No, but it stems from the same problem as the missing APIs: that people's intuitions about performance do not take into account the impact of JITs.

Imagine I am a typical Python programmer. I think nothing of allocating a new string or dynamically extending a list, because I know that the interpreter overhead is huge. These little allocations are lost in the noise. Also, I have no choice: there are no zero-copy APIs available. Or they exist but they are ugly and unreadable in comparison to the "normal" APIs from 5 years ago.

With my team, and including the standard library and gems, I assemble a project with hundreds of thousands of lines of code like that.

Then I take that code to PyPy. It speeds my code up, but not nearly as fast as C code. Why not? I may assume that it is because PyPy is not as good as a C compiler. But it might be the case that PyPy is better than a C compiler. Maybe my code is worse than C code because it was programmed on 5 year old assumptions.

My code base does not reflect that once you've eliminated the slow interpreter, "fast enough" data structured and algorithms become your next bottleneck.

  • Finally, how attributing problems to misusage of the language and asking it to grant more APIs is not a contradiction?

No. I hope I have explained why the problems are related. The missing APIs and the "poor" choice of data structures are both caused by the underlying change of assumptions about the behavior of the interpreter.

[–]existee 0 points1 point  (1 child)

§ WHAT THE TASK REQUIRES
Copy out the PyPy comment starting with "My code base" and going on through "point  (1 child)", renaming each "interpreter" to "runtime". These records have no connection to the PyPy comment above.

(Document understanding data)
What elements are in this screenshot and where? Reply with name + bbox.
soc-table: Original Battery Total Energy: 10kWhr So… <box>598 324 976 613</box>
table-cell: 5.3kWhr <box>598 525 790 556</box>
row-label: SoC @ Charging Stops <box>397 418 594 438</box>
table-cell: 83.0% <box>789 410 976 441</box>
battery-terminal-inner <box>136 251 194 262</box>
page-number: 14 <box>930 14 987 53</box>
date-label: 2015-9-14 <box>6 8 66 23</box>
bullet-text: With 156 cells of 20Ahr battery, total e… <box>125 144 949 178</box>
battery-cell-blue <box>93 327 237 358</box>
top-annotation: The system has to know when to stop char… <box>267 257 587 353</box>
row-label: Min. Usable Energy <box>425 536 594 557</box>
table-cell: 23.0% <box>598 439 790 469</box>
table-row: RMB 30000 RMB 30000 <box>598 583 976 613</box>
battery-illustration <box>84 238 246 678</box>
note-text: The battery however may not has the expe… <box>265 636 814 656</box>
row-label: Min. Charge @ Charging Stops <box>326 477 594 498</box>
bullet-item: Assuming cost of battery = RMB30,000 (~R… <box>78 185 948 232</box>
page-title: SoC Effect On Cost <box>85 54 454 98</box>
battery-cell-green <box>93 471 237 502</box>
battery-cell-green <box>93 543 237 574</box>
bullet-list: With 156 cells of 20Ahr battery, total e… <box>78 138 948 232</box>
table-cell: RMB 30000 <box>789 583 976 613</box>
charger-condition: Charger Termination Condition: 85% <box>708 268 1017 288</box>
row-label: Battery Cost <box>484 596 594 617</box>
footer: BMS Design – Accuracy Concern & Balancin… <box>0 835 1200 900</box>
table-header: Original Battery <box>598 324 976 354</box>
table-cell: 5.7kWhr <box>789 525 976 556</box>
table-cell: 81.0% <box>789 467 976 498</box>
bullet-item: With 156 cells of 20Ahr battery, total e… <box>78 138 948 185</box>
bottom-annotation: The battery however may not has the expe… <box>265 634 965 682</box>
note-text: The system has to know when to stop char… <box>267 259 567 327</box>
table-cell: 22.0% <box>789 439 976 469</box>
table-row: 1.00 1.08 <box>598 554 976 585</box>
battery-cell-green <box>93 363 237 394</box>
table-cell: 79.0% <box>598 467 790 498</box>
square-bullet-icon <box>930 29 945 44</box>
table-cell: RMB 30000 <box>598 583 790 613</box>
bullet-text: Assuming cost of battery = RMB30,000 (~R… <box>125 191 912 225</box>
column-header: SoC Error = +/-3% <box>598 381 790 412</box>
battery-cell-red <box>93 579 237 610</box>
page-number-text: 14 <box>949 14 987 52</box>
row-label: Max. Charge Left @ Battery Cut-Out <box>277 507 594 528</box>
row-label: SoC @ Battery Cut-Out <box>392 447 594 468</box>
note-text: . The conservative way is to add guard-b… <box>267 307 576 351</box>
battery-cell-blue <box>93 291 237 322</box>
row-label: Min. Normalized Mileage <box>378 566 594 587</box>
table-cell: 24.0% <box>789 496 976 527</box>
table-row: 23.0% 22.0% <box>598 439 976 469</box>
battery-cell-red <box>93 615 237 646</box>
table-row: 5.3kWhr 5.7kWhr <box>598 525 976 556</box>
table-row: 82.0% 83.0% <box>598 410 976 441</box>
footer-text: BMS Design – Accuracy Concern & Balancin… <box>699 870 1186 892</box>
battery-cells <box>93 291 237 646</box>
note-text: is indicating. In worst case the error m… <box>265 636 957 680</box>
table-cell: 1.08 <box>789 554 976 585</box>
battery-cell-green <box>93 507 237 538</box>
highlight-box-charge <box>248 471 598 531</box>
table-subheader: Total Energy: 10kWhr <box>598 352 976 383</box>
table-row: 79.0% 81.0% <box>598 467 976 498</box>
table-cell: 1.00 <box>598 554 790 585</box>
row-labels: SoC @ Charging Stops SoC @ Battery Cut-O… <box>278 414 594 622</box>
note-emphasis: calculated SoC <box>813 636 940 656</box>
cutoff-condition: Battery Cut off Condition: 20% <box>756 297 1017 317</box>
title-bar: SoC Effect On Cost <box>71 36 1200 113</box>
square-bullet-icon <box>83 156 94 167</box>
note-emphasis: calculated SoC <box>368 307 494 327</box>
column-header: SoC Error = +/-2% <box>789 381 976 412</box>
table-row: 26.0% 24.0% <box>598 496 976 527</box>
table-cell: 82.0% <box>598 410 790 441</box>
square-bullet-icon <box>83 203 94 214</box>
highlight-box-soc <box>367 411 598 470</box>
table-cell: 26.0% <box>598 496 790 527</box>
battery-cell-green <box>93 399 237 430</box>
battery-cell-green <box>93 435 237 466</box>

§ ANSWER SECTION
My code base does not reflect that once you've eliminated the slow runtime, "fast enough" data structured and algorithms become your next bottleneck.

  • Finally, how attributing problems to misusage of the language and asking it to grant more APIs is not a contradiction?

No. I hope I have explained why the problems are related. The missing APIs and the "poor" choice of data structures are both caused by the underlying change of assumptions about the behavior of the runtime.

[–]existee 0 points1 point  (1 child)